*DATA PROVIDED:*
----

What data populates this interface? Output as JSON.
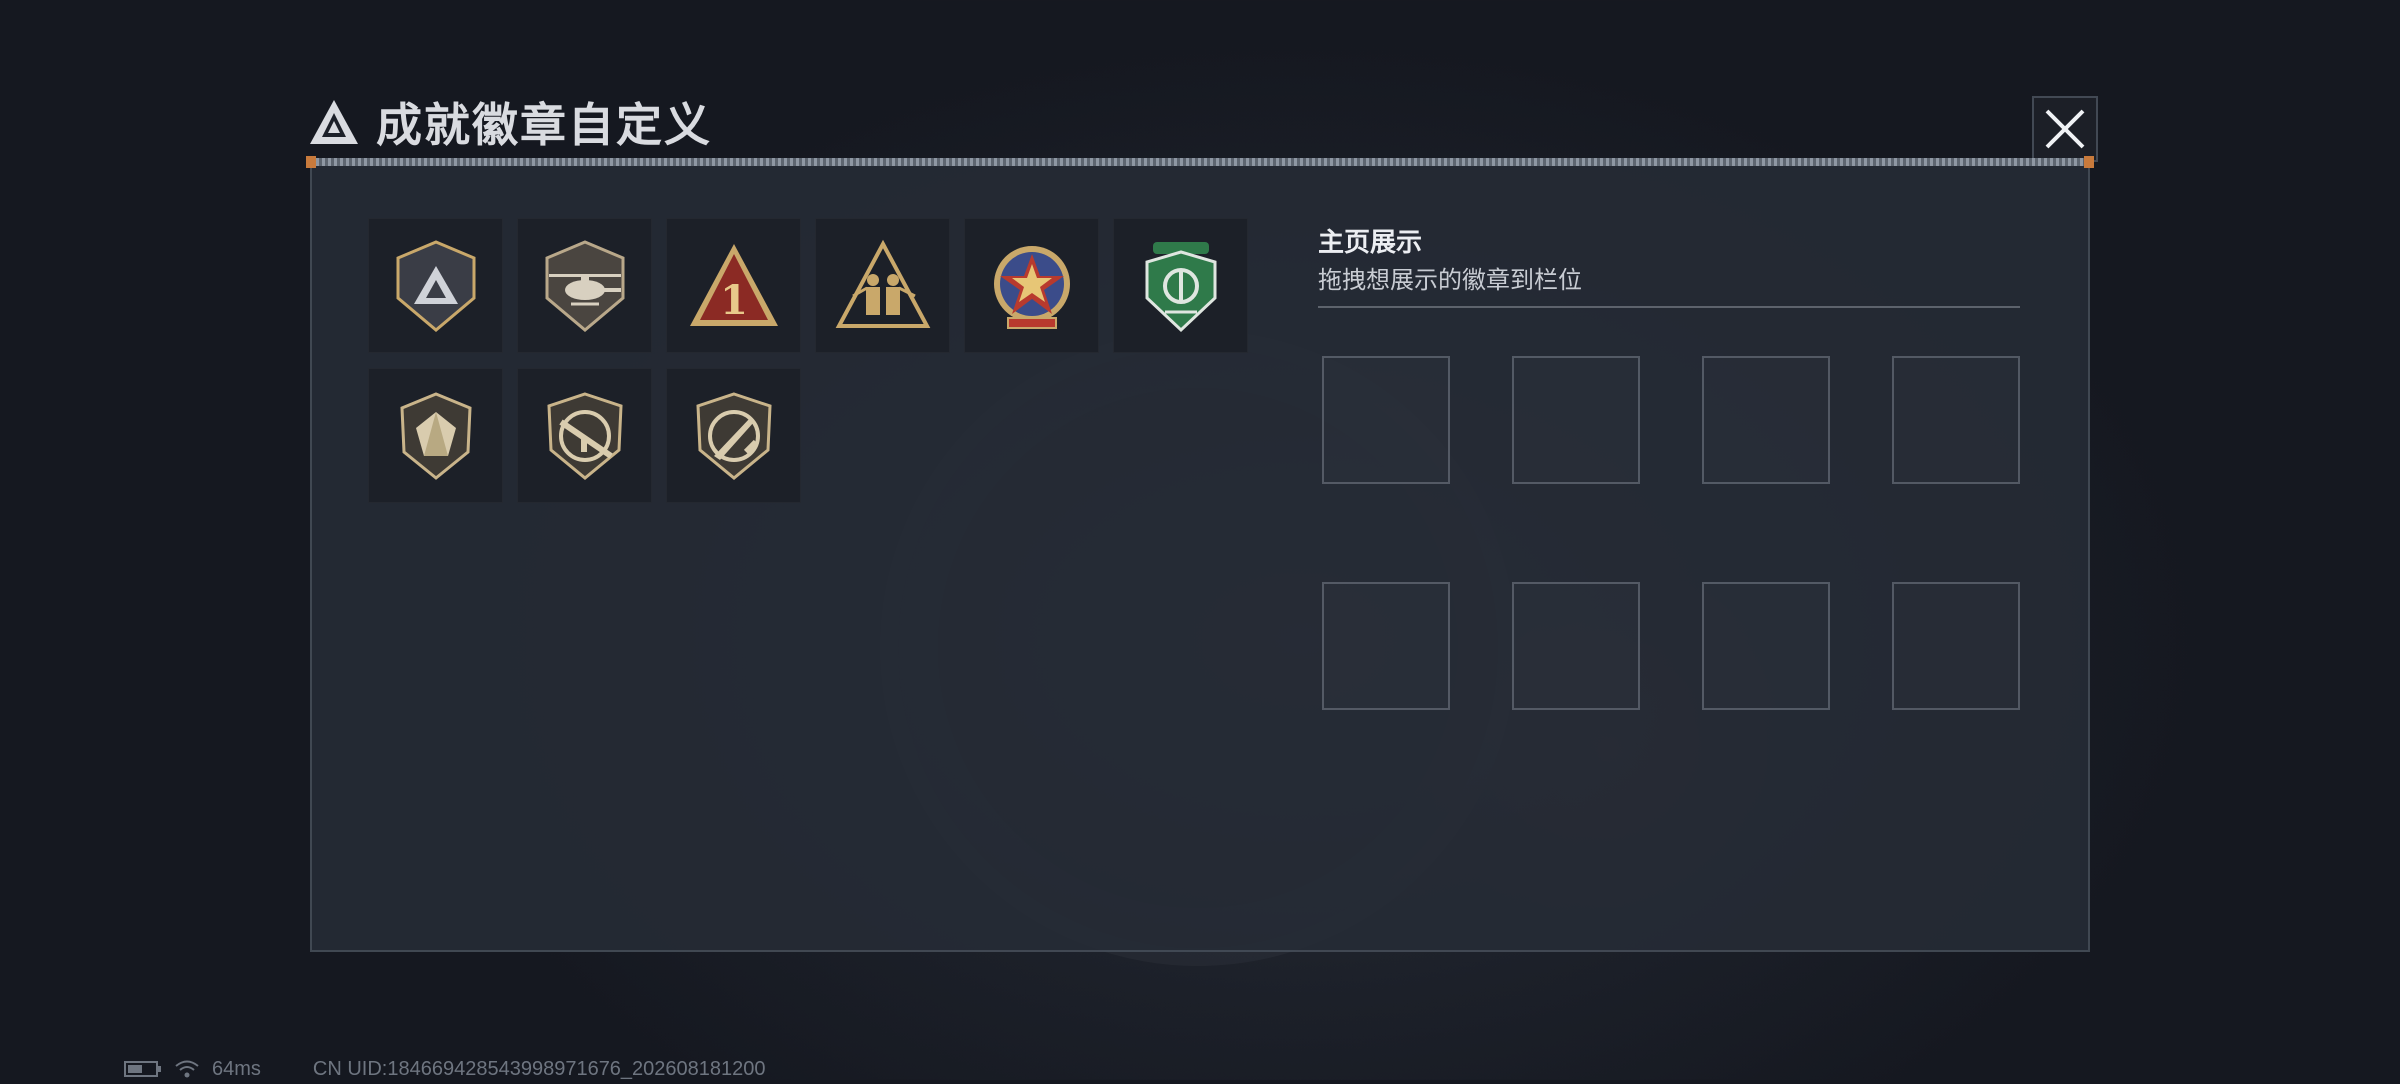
{
  "header": {
    "title": "成就徽章自定义"
  },
  "badges": [
    {
      "name": "delta-shield-badge"
    },
    {
      "name": "helicopter-badge"
    },
    {
      "name": "number-one-triangle-badge"
    },
    {
      "name": "soldiers-triangle-badge"
    },
    {
      "name": "star-medal-badge"
    },
    {
      "name": "green-shield-badge"
    },
    {
      "name": "crystal-badge"
    },
    {
      "name": "rifle-badge"
    },
    {
      "name": "knife-badge"
    }
  ],
  "showcase": {
    "title": "主页展示",
    "subtitle": "拖拽想展示的徽章到栏位",
    "slots": 8
  },
  "status": {
    "ping": "64ms",
    "uid": "CN UID:184669428543998971676_202608181200"
  },
  "colors": {
    "accent_gold": "#c9a86a",
    "accent_red": "#8b2a24",
    "accent_green": "#2f7a4a",
    "accent_orange": "#c87a3c"
  }
}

----

*CHALLENGE:* Read the data above and pull out each line that holds the string "shield".

*WRITTEN SOLUTION:*
      "name": "delta-shield-badge"
      "name": "green-shield-badge"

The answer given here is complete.